### DATA TO PROCESS
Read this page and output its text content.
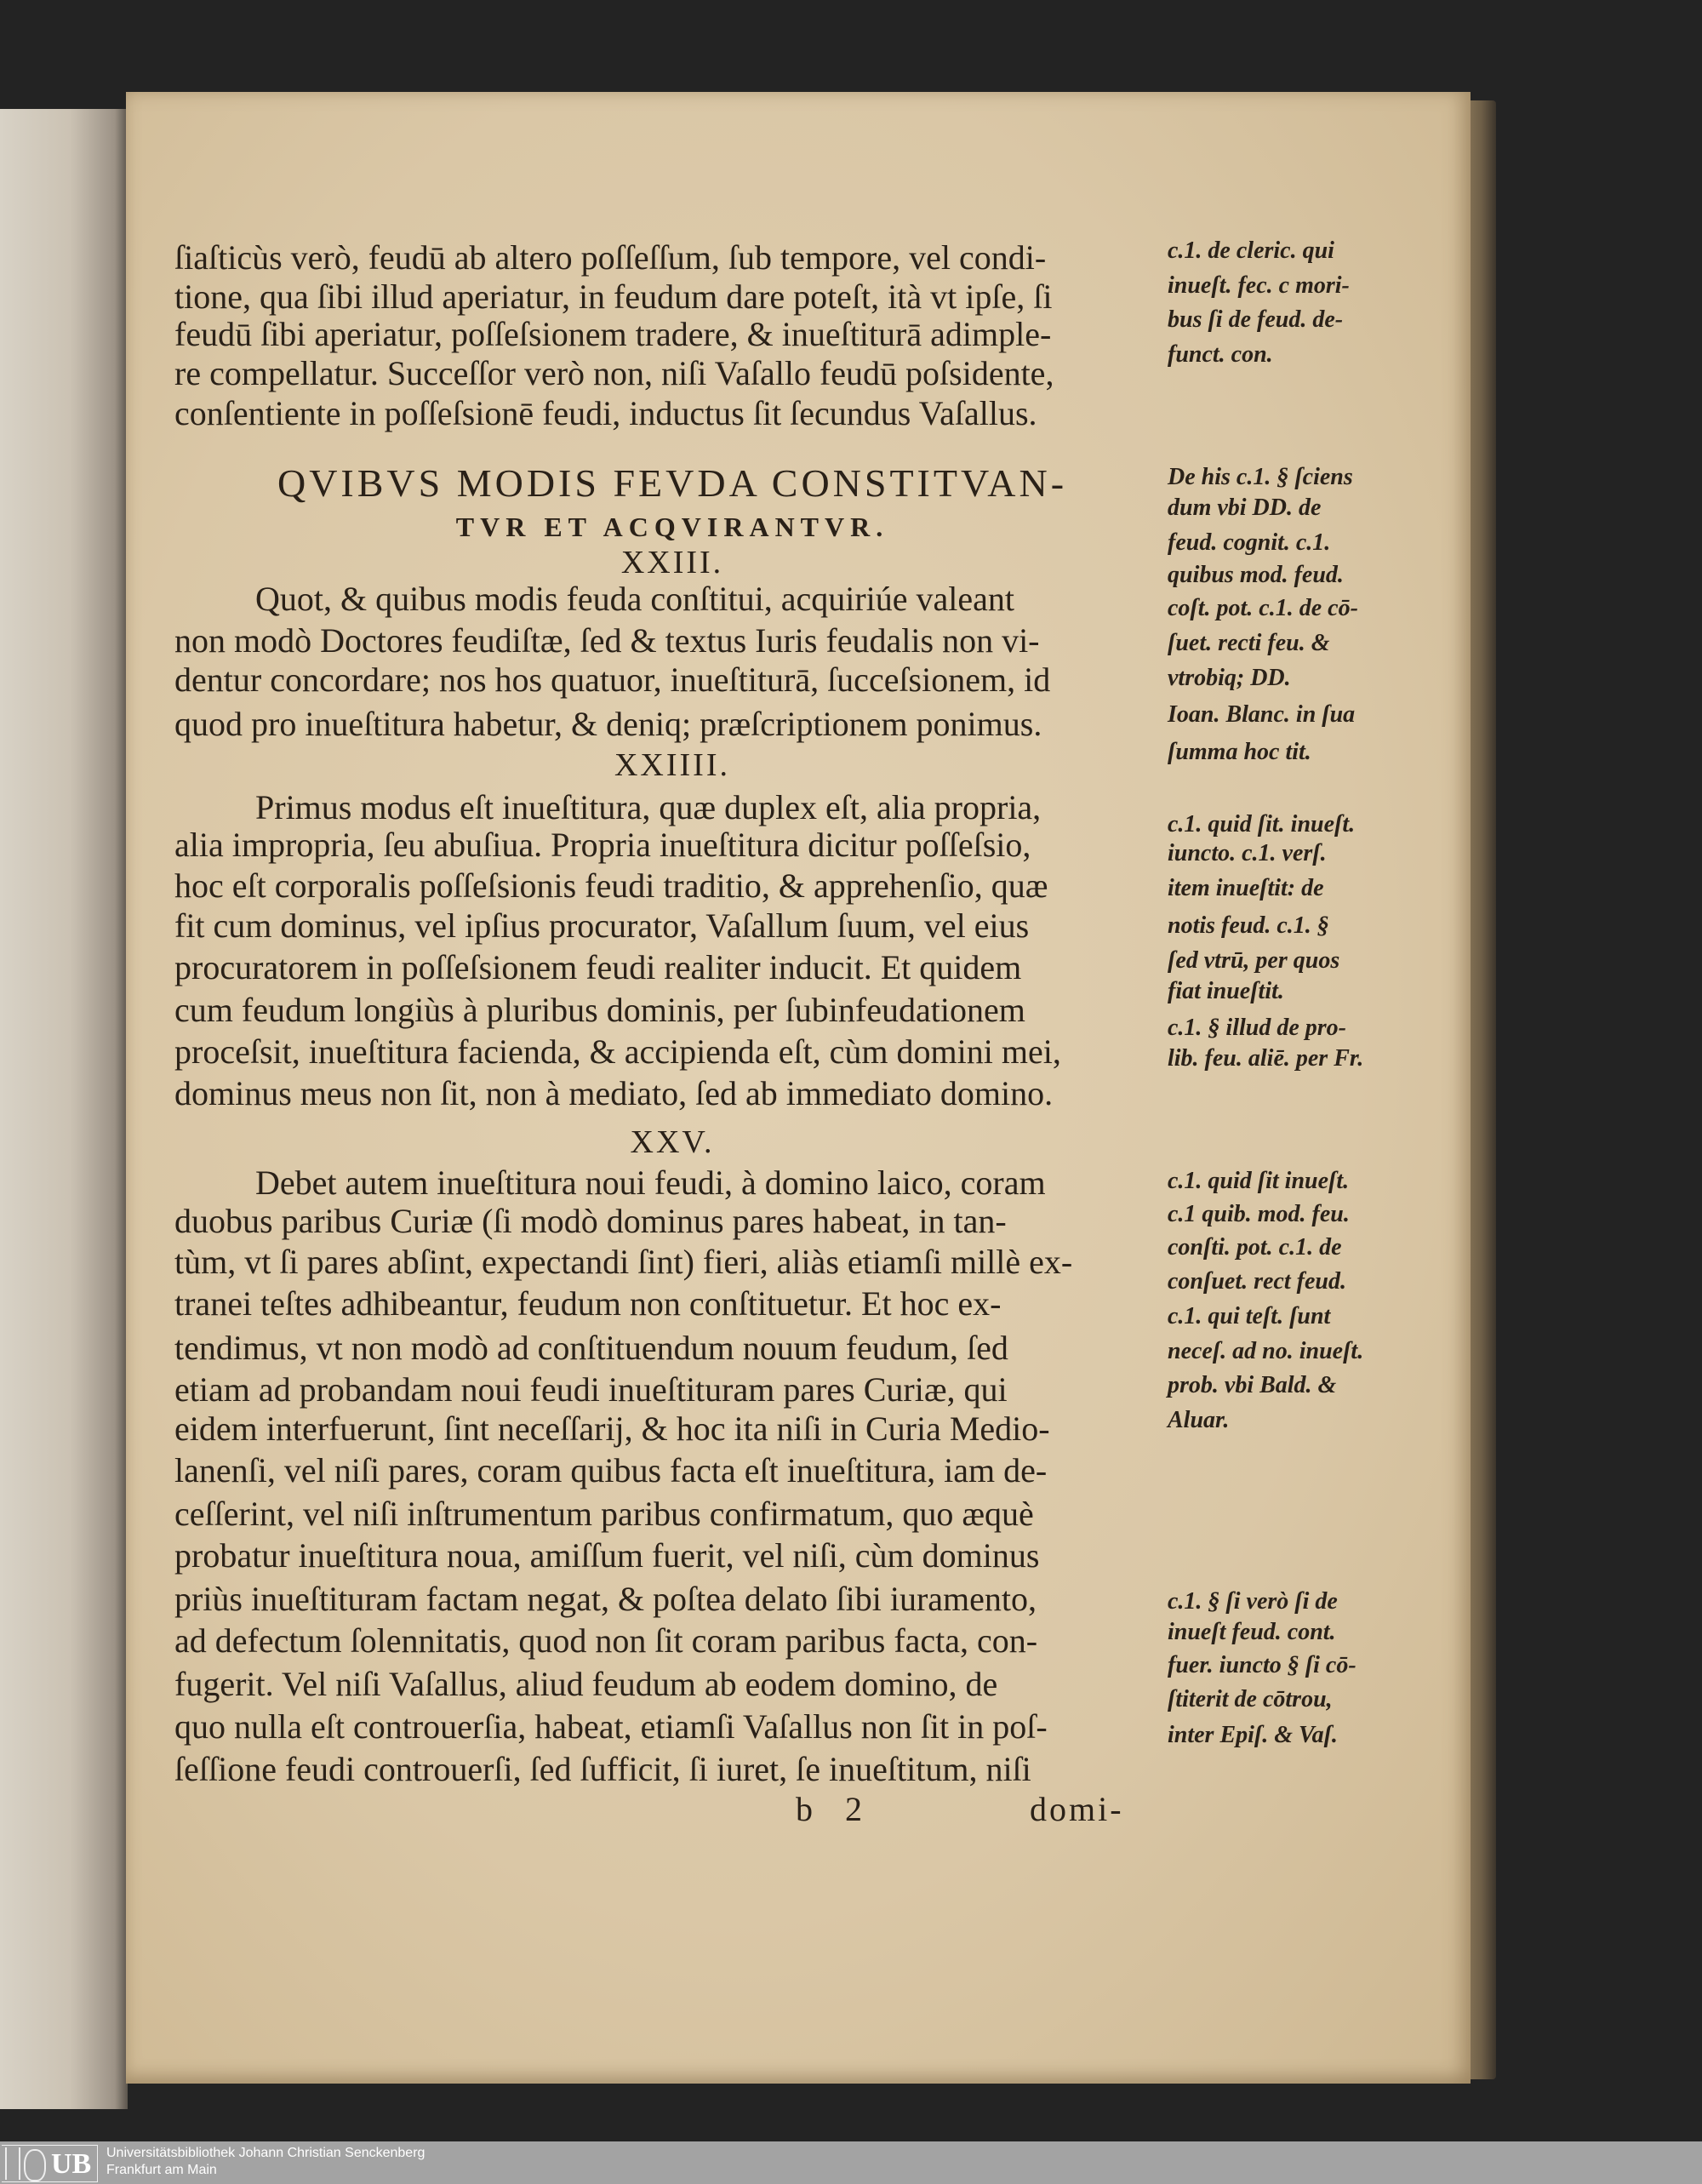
ſiaſticùs verò, feudū ab altero poſſeſſum, ſub tempore, vel condi-
tione, qua ſibi illud aperiatur, in feudum dare poteſt, ità vt ipſe, ſi
feudū ſibi aperiatur, poſſeſsionem tradere, & inueſtiturā adimple-
re compellatur. Succeſſor verò non, niſi Vaſallo feudū poſsidente,
conſentiente in poſſeſsionē feudi, inductus ſit ſecundus Vaſallus.
QVIBVS MODIS FEVDA CONSTITVAN-
TVR ET ACQVIRANTVR.
XXIII.
Quot, & quibus modis feuda conſtitui, acquiriúe valeant
non modò Doctores feudiſtæ, ſed & textus Iuris feudalis non vi-
dentur concordare; nos hos quatuor, inueſtiturā, ſucceſsionem, id
quod pro inueſtitura habetur, & deniq; præſcriptionem ponimus.
XXIIII.
Primus modus eſt inueſtitura, quæ duplex eſt, alia propria,
alia impropria, ſeu abuſiua. Propria inueſtitura dicitur poſſeſsio,
hoc eſt corporalis poſſeſsionis feudi traditio, & apprehenſio, quæ
fit cum dominus, vel ipſius procurator, Vaſallum ſuum, vel eius
procuratorem in poſſeſsionem feudi realiter inducit. Et quidem
cum feudum longiùs à pluribus dominis, per ſubinfeudationem
proceſsit, inueſtitura facienda, & accipienda eſt, cùm domini mei,
dominus meus non ſit, non à mediato, ſed ab immediato domino.
XXV.
Debet autem inueſtitura noui feudi, à domino laico, coram
duobus paribus Curiæ (ſi modò dominus pares habeat, in tan-
tùm, vt ſi pares abſint, expectandi ſint) fieri, aliàs etiamſi millè ex-
tranei teſtes adhibeantur, feudum non conſtituetur. Et hoc ex-
tendimus, vt non modò ad conſtituendum nouum feudum, ſed
etiam ad probandam noui feudi inueſtituram pares Curiæ, qui
eidem interfuerunt, ſint neceſſarij, & hoc ita niſi in Curia Medio-
lanenſi, vel niſi pares, coram quibus facta eſt inueſtitura, iam de-
ceſſerint, vel niſi inſtrumentum paribus confirmatum, quo æquè
probatur inueſtitura noua, amiſſum fuerit, vel niſi, cùm dominus
priùs inueſtituram factam negat, & poſtea delato ſibi iuramento,
ad defectum ſolennitatis, quod non ſit coram paribus facta, con-
fugerit. Vel niſi Vaſallus, aliud feudum ab eodem domino, de
quo nulla eſt controuerſia, habeat, etiamſi Vaſallus non ſit in poſ-
ſeſſione feudi controuerſi, ſed ſufficit, ſi iuret, ſe inueſtitum, niſi
c.1. de cleric. qui
inueſt. fec. c mori-
bus ſi de feud. de-
funct. con.
De his c.1. § ſciens
dum vbi DD. de
feud. cognit. c.1.
quibus mod. feud.
coſt. pot. c.1. de cō-
ſuet. recti feu. &
vtrobiq; DD.
Ioan. Blanc. in ſua
ſumma hoc tit.
c.1. quid ſit. inueſt.
iuncto. c.1. verſ.
item inueſtit: de
notis feud. c.1. §
ſed vtrū, per quos
fiat inueſtit.
c.1. § illud de pro-
lib. feu. aliē. per Fr.
c.1. quid ſit inueſt.
c.1 quib. mod. feu.
conſti. pot. c.1. de
conſuet. rect feud.
c.1. qui teſt. ſunt
neceſ. ad no. inueſt.
prob. vbi Bald. &
Aluar.
c.1. § ſi verò ſi de
inueſt feud. cont.
fuer. iuncto § ſi cō-
ſtiterit de cōtrou,
inter Epiſ. & Vaſ.
b 2	domi-
UB Universitätsbibliothek Johann Christian Senckenberg
Frankfurt am Main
######
# [TASK PROMPT]
Search the data above for lines holding "domino" and copy each of them.

# [SOLUTION TO THE EXERCISE]
dominus meus non ſit, non à mediato, ſed ab immediato domino.
Debet autem inueſtitura noui feudi, à domino laico, coram
fugerit. Vel niſi Vaſallus, aliud feudum ab eodem domino, de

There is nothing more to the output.